=== Available records ===
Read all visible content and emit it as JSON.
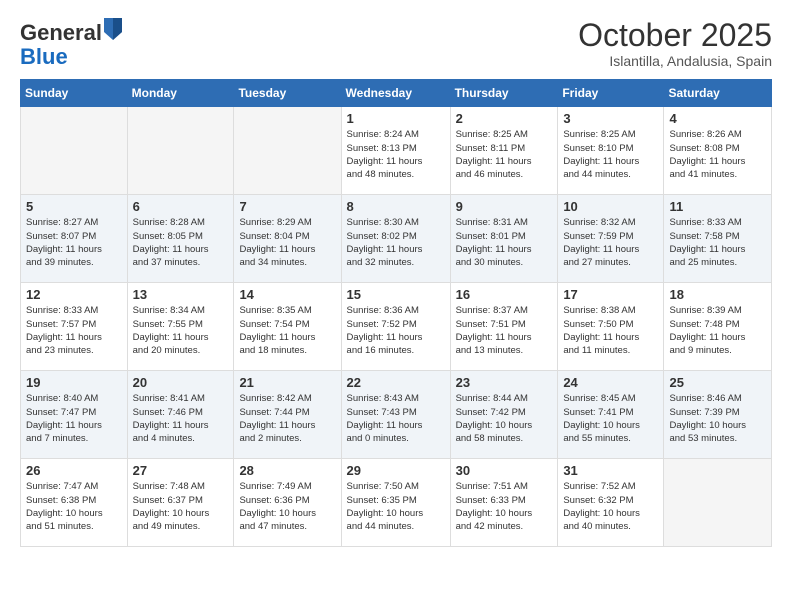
{
  "logo": {
    "general": "General",
    "blue": "Blue"
  },
  "title": "October 2025",
  "subtitle": "Islantilla, Andalusia, Spain",
  "days_of_week": [
    "Sunday",
    "Monday",
    "Tuesday",
    "Wednesday",
    "Thursday",
    "Friday",
    "Saturday"
  ],
  "weeks": [
    [
      {
        "day": "",
        "info": ""
      },
      {
        "day": "",
        "info": ""
      },
      {
        "day": "",
        "info": ""
      },
      {
        "day": "1",
        "info": "Sunrise: 8:24 AM\nSunset: 8:13 PM\nDaylight: 11 hours\nand 48 minutes."
      },
      {
        "day": "2",
        "info": "Sunrise: 8:25 AM\nSunset: 8:11 PM\nDaylight: 11 hours\nand 46 minutes."
      },
      {
        "day": "3",
        "info": "Sunrise: 8:25 AM\nSunset: 8:10 PM\nDaylight: 11 hours\nand 44 minutes."
      },
      {
        "day": "4",
        "info": "Sunrise: 8:26 AM\nSunset: 8:08 PM\nDaylight: 11 hours\nand 41 minutes."
      }
    ],
    [
      {
        "day": "5",
        "info": "Sunrise: 8:27 AM\nSunset: 8:07 PM\nDaylight: 11 hours\nand 39 minutes."
      },
      {
        "day": "6",
        "info": "Sunrise: 8:28 AM\nSunset: 8:05 PM\nDaylight: 11 hours\nand 37 minutes."
      },
      {
        "day": "7",
        "info": "Sunrise: 8:29 AM\nSunset: 8:04 PM\nDaylight: 11 hours\nand 34 minutes."
      },
      {
        "day": "8",
        "info": "Sunrise: 8:30 AM\nSunset: 8:02 PM\nDaylight: 11 hours\nand 32 minutes."
      },
      {
        "day": "9",
        "info": "Sunrise: 8:31 AM\nSunset: 8:01 PM\nDaylight: 11 hours\nand 30 minutes."
      },
      {
        "day": "10",
        "info": "Sunrise: 8:32 AM\nSunset: 7:59 PM\nDaylight: 11 hours\nand 27 minutes."
      },
      {
        "day": "11",
        "info": "Sunrise: 8:33 AM\nSunset: 7:58 PM\nDaylight: 11 hours\nand 25 minutes."
      }
    ],
    [
      {
        "day": "12",
        "info": "Sunrise: 8:33 AM\nSunset: 7:57 PM\nDaylight: 11 hours\nand 23 minutes."
      },
      {
        "day": "13",
        "info": "Sunrise: 8:34 AM\nSunset: 7:55 PM\nDaylight: 11 hours\nand 20 minutes."
      },
      {
        "day": "14",
        "info": "Sunrise: 8:35 AM\nSunset: 7:54 PM\nDaylight: 11 hours\nand 18 minutes."
      },
      {
        "day": "15",
        "info": "Sunrise: 8:36 AM\nSunset: 7:52 PM\nDaylight: 11 hours\nand 16 minutes."
      },
      {
        "day": "16",
        "info": "Sunrise: 8:37 AM\nSunset: 7:51 PM\nDaylight: 11 hours\nand 13 minutes."
      },
      {
        "day": "17",
        "info": "Sunrise: 8:38 AM\nSunset: 7:50 PM\nDaylight: 11 hours\nand 11 minutes."
      },
      {
        "day": "18",
        "info": "Sunrise: 8:39 AM\nSunset: 7:48 PM\nDaylight: 11 hours\nand 9 minutes."
      }
    ],
    [
      {
        "day": "19",
        "info": "Sunrise: 8:40 AM\nSunset: 7:47 PM\nDaylight: 11 hours\nand 7 minutes."
      },
      {
        "day": "20",
        "info": "Sunrise: 8:41 AM\nSunset: 7:46 PM\nDaylight: 11 hours\nand 4 minutes."
      },
      {
        "day": "21",
        "info": "Sunrise: 8:42 AM\nSunset: 7:44 PM\nDaylight: 11 hours\nand 2 minutes."
      },
      {
        "day": "22",
        "info": "Sunrise: 8:43 AM\nSunset: 7:43 PM\nDaylight: 11 hours\nand 0 minutes."
      },
      {
        "day": "23",
        "info": "Sunrise: 8:44 AM\nSunset: 7:42 PM\nDaylight: 10 hours\nand 58 minutes."
      },
      {
        "day": "24",
        "info": "Sunrise: 8:45 AM\nSunset: 7:41 PM\nDaylight: 10 hours\nand 55 minutes."
      },
      {
        "day": "25",
        "info": "Sunrise: 8:46 AM\nSunset: 7:39 PM\nDaylight: 10 hours\nand 53 minutes."
      }
    ],
    [
      {
        "day": "26",
        "info": "Sunrise: 7:47 AM\nSunset: 6:38 PM\nDaylight: 10 hours\nand 51 minutes."
      },
      {
        "day": "27",
        "info": "Sunrise: 7:48 AM\nSunset: 6:37 PM\nDaylight: 10 hours\nand 49 minutes."
      },
      {
        "day": "28",
        "info": "Sunrise: 7:49 AM\nSunset: 6:36 PM\nDaylight: 10 hours\nand 47 minutes."
      },
      {
        "day": "29",
        "info": "Sunrise: 7:50 AM\nSunset: 6:35 PM\nDaylight: 10 hours\nand 44 minutes."
      },
      {
        "day": "30",
        "info": "Sunrise: 7:51 AM\nSunset: 6:33 PM\nDaylight: 10 hours\nand 42 minutes."
      },
      {
        "day": "31",
        "info": "Sunrise: 7:52 AM\nSunset: 6:32 PM\nDaylight: 10 hours\nand 40 minutes."
      },
      {
        "day": "",
        "info": ""
      }
    ]
  ]
}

=== Directions for this task ===
Make an exact copy of every record, pictures excluded.

=== Solution for this task ===
Read all visible content and emit it as JSON.
{
  "logo": {
    "general": "General",
    "blue": "Blue"
  },
  "title": "October 2025",
  "subtitle": "Islantilla, Andalusia, Spain",
  "days_of_week": [
    "Sunday",
    "Monday",
    "Tuesday",
    "Wednesday",
    "Thursday",
    "Friday",
    "Saturday"
  ],
  "weeks": [
    [
      {
        "day": "",
        "info": ""
      },
      {
        "day": "",
        "info": ""
      },
      {
        "day": "",
        "info": ""
      },
      {
        "day": "1",
        "info": "Sunrise: 8:24 AM\nSunset: 8:13 PM\nDaylight: 11 hours\nand 48 minutes."
      },
      {
        "day": "2",
        "info": "Sunrise: 8:25 AM\nSunset: 8:11 PM\nDaylight: 11 hours\nand 46 minutes."
      },
      {
        "day": "3",
        "info": "Sunrise: 8:25 AM\nSunset: 8:10 PM\nDaylight: 11 hours\nand 44 minutes."
      },
      {
        "day": "4",
        "info": "Sunrise: 8:26 AM\nSunset: 8:08 PM\nDaylight: 11 hours\nand 41 minutes."
      }
    ],
    [
      {
        "day": "5",
        "info": "Sunrise: 8:27 AM\nSunset: 8:07 PM\nDaylight: 11 hours\nand 39 minutes."
      },
      {
        "day": "6",
        "info": "Sunrise: 8:28 AM\nSunset: 8:05 PM\nDaylight: 11 hours\nand 37 minutes."
      },
      {
        "day": "7",
        "info": "Sunrise: 8:29 AM\nSunset: 8:04 PM\nDaylight: 11 hours\nand 34 minutes."
      },
      {
        "day": "8",
        "info": "Sunrise: 8:30 AM\nSunset: 8:02 PM\nDaylight: 11 hours\nand 32 minutes."
      },
      {
        "day": "9",
        "info": "Sunrise: 8:31 AM\nSunset: 8:01 PM\nDaylight: 11 hours\nand 30 minutes."
      },
      {
        "day": "10",
        "info": "Sunrise: 8:32 AM\nSunset: 7:59 PM\nDaylight: 11 hours\nand 27 minutes."
      },
      {
        "day": "11",
        "info": "Sunrise: 8:33 AM\nSunset: 7:58 PM\nDaylight: 11 hours\nand 25 minutes."
      }
    ],
    [
      {
        "day": "12",
        "info": "Sunrise: 8:33 AM\nSunset: 7:57 PM\nDaylight: 11 hours\nand 23 minutes."
      },
      {
        "day": "13",
        "info": "Sunrise: 8:34 AM\nSunset: 7:55 PM\nDaylight: 11 hours\nand 20 minutes."
      },
      {
        "day": "14",
        "info": "Sunrise: 8:35 AM\nSunset: 7:54 PM\nDaylight: 11 hours\nand 18 minutes."
      },
      {
        "day": "15",
        "info": "Sunrise: 8:36 AM\nSunset: 7:52 PM\nDaylight: 11 hours\nand 16 minutes."
      },
      {
        "day": "16",
        "info": "Sunrise: 8:37 AM\nSunset: 7:51 PM\nDaylight: 11 hours\nand 13 minutes."
      },
      {
        "day": "17",
        "info": "Sunrise: 8:38 AM\nSunset: 7:50 PM\nDaylight: 11 hours\nand 11 minutes."
      },
      {
        "day": "18",
        "info": "Sunrise: 8:39 AM\nSunset: 7:48 PM\nDaylight: 11 hours\nand 9 minutes."
      }
    ],
    [
      {
        "day": "19",
        "info": "Sunrise: 8:40 AM\nSunset: 7:47 PM\nDaylight: 11 hours\nand 7 minutes."
      },
      {
        "day": "20",
        "info": "Sunrise: 8:41 AM\nSunset: 7:46 PM\nDaylight: 11 hours\nand 4 minutes."
      },
      {
        "day": "21",
        "info": "Sunrise: 8:42 AM\nSunset: 7:44 PM\nDaylight: 11 hours\nand 2 minutes."
      },
      {
        "day": "22",
        "info": "Sunrise: 8:43 AM\nSunset: 7:43 PM\nDaylight: 11 hours\nand 0 minutes."
      },
      {
        "day": "23",
        "info": "Sunrise: 8:44 AM\nSunset: 7:42 PM\nDaylight: 10 hours\nand 58 minutes."
      },
      {
        "day": "24",
        "info": "Sunrise: 8:45 AM\nSunset: 7:41 PM\nDaylight: 10 hours\nand 55 minutes."
      },
      {
        "day": "25",
        "info": "Sunrise: 8:46 AM\nSunset: 7:39 PM\nDaylight: 10 hours\nand 53 minutes."
      }
    ],
    [
      {
        "day": "26",
        "info": "Sunrise: 7:47 AM\nSunset: 6:38 PM\nDaylight: 10 hours\nand 51 minutes."
      },
      {
        "day": "27",
        "info": "Sunrise: 7:48 AM\nSunset: 6:37 PM\nDaylight: 10 hours\nand 49 minutes."
      },
      {
        "day": "28",
        "info": "Sunrise: 7:49 AM\nSunset: 6:36 PM\nDaylight: 10 hours\nand 47 minutes."
      },
      {
        "day": "29",
        "info": "Sunrise: 7:50 AM\nSunset: 6:35 PM\nDaylight: 10 hours\nand 44 minutes."
      },
      {
        "day": "30",
        "info": "Sunrise: 7:51 AM\nSunset: 6:33 PM\nDaylight: 10 hours\nand 42 minutes."
      },
      {
        "day": "31",
        "info": "Sunrise: 7:52 AM\nSunset: 6:32 PM\nDaylight: 10 hours\nand 40 minutes."
      },
      {
        "day": "",
        "info": ""
      }
    ]
  ]
}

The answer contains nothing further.